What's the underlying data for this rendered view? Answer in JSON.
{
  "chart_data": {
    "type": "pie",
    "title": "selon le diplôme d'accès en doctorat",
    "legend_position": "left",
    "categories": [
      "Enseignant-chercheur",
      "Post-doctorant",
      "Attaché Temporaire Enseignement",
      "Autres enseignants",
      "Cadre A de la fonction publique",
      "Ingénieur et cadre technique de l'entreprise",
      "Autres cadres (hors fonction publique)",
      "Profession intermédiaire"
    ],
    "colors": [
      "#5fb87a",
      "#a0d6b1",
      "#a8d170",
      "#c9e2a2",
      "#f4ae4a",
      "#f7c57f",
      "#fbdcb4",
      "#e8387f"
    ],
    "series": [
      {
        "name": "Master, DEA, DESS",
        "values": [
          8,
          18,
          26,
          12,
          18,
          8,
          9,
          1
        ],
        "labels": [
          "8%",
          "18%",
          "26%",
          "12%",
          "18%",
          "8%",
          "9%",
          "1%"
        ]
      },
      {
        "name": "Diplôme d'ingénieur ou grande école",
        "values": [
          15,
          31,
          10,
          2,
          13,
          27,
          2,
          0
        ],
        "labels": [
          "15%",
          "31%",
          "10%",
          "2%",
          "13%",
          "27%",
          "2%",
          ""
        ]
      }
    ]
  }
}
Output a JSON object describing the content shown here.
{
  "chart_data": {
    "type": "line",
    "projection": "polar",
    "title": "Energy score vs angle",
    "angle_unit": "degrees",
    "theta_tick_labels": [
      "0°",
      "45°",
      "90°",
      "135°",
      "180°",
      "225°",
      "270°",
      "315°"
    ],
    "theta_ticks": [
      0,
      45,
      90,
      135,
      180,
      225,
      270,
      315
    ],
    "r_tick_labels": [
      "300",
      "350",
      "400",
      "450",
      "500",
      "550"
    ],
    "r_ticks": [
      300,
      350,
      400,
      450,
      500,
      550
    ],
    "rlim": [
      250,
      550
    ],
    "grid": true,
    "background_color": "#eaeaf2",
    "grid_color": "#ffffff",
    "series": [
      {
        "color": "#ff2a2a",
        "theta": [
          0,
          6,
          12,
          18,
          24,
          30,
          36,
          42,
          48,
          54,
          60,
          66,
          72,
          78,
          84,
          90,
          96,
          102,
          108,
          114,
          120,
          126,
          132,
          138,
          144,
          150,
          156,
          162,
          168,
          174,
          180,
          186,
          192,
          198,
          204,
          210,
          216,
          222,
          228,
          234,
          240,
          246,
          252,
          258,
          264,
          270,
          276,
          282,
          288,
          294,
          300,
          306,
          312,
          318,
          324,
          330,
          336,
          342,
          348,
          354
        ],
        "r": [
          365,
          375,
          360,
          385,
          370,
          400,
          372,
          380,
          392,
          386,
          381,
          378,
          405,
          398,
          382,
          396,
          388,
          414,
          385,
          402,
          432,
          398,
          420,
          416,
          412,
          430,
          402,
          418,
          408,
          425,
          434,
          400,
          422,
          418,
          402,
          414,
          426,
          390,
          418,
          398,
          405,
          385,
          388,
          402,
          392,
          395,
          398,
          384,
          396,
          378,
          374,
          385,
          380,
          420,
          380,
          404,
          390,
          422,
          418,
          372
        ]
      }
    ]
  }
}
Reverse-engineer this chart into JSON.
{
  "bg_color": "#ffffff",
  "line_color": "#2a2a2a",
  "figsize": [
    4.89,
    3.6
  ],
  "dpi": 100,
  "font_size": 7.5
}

◇ ◇ ◇ ◇

• [Work required]
Extract every line above containing the word "this".

• [Output of the exercise]
What's the underlying data for this rendered view? Answer in JSON.
Reverse-engineer this chart into JSON.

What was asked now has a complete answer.